TASK OBJECTIVE: Below are entries. Pull out all lines containing "only".

[Data listing]
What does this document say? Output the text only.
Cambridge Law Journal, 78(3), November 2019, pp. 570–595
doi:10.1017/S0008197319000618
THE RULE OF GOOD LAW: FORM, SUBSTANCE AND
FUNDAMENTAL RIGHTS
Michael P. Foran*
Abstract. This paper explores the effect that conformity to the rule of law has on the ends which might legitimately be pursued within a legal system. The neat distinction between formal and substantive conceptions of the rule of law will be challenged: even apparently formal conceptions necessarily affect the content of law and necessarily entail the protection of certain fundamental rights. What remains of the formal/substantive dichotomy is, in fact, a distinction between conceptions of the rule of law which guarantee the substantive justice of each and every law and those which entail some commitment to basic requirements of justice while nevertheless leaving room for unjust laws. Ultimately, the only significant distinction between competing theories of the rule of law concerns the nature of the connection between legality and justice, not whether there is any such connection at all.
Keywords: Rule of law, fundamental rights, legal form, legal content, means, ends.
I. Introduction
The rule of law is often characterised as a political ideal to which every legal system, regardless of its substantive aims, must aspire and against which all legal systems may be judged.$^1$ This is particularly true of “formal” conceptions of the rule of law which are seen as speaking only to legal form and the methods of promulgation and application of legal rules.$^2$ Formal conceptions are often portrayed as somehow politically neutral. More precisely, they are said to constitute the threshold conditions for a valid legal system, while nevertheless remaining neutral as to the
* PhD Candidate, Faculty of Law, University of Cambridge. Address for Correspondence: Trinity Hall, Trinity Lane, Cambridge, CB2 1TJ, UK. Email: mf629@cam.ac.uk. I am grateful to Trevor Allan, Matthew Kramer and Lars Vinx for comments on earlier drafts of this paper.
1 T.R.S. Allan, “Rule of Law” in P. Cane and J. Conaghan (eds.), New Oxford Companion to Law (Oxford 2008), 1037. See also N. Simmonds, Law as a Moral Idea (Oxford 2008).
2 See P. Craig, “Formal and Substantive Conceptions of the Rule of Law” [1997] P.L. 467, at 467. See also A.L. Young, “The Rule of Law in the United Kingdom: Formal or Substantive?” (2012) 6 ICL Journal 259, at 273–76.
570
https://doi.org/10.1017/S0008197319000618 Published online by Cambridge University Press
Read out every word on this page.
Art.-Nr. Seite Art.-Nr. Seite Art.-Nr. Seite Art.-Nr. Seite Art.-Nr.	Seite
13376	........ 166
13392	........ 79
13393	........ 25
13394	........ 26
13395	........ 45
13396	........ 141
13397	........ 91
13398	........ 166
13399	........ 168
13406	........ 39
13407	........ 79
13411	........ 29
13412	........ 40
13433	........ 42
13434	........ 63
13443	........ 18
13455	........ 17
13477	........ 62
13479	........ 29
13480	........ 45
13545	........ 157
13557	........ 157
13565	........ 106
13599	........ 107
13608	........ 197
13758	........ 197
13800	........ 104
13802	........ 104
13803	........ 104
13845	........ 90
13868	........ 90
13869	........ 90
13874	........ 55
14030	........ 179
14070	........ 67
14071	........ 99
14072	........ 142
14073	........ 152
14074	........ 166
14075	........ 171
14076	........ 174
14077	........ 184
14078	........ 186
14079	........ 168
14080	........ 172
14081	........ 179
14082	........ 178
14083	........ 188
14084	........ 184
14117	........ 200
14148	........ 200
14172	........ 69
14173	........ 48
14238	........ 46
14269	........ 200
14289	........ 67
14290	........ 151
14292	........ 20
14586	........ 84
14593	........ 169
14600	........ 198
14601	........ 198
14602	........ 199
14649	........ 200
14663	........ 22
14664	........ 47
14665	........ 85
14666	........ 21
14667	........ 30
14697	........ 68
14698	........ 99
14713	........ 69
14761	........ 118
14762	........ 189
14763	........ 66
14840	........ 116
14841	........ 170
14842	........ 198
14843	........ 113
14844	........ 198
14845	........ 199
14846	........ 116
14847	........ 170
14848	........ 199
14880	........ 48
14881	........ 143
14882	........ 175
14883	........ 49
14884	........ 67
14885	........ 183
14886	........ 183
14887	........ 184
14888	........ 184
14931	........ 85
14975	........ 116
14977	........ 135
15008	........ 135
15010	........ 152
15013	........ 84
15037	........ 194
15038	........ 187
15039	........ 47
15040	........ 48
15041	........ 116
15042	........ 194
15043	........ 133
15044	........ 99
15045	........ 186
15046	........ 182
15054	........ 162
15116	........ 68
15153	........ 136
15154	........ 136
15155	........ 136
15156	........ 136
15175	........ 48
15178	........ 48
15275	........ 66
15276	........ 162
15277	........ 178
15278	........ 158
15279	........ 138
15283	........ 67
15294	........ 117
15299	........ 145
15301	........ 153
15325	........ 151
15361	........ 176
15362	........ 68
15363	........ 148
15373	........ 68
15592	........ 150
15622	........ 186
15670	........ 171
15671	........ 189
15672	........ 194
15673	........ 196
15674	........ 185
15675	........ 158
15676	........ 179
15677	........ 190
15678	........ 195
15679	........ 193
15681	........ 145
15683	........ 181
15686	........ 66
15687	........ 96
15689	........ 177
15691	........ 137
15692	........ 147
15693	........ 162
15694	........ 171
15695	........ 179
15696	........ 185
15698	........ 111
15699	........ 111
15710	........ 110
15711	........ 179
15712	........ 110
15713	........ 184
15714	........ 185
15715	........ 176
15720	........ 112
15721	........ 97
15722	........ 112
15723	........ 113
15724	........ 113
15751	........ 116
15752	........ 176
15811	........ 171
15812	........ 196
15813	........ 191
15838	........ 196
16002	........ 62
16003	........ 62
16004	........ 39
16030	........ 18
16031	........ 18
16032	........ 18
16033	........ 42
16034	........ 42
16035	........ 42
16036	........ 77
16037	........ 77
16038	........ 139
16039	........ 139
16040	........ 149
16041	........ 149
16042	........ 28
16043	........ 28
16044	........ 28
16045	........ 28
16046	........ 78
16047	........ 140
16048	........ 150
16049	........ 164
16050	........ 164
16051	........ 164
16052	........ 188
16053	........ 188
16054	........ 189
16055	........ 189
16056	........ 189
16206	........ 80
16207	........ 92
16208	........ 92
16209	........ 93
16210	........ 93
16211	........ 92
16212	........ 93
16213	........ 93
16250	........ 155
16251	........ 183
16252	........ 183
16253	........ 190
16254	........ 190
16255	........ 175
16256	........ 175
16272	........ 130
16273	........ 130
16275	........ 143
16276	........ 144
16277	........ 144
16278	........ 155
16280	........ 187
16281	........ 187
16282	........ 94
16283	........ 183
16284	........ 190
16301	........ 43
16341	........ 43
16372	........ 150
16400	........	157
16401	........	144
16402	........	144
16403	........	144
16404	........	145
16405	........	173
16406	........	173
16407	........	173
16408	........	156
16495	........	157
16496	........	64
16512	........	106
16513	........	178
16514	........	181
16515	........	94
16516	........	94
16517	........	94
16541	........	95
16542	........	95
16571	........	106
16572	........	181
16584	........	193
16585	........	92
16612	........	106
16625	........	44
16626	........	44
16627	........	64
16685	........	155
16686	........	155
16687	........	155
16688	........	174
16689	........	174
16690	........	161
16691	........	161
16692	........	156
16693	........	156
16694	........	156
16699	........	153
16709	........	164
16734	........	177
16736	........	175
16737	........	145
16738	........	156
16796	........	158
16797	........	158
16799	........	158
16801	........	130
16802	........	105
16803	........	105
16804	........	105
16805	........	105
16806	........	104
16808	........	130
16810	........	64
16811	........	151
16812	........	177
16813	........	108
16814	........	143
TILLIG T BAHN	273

OUTPUT OF THE EXERCISE:
What does this document say? Output the text only.
Abstract. This paper explores the effect that conformity to the rule of law has on the ends which might legitimately be pursued within a legal system. The neat distinction between formal and substantive conceptions of the rule of law will be challenged: even apparently formal conceptions necessarily affect the content of law and necessarily entail the protection of certain fundamental rights. What remains of the formal/substantive dichotomy is, in fact, a distinction between conceptions of the rule of law which guarantee the substantive justice of each and every law and those which entail some commitment to basic requirements of justice while nevertheless leaving room for unjust laws. Ultimately, the only significant distinction between competing theories of the rule of law concerns the nature of the connection between legality and justice, not whether there is any such connection at all.
The rule of law is often characterised as a political ideal to which every legal system, regardless of its substantive aims, must aspire and against which all legal systems may be judged.$^1$ This is particularly true of “formal” conceptions of the rule of law which are seen as speaking only to legal form and the methods of promulgation and application of legal rules.$^2$ Formal conceptions are often portrayed as somehow politically neutral. More precisely, they are said to constitute the threshold conditions for a valid legal system, while nevertheless remaining neutral as to the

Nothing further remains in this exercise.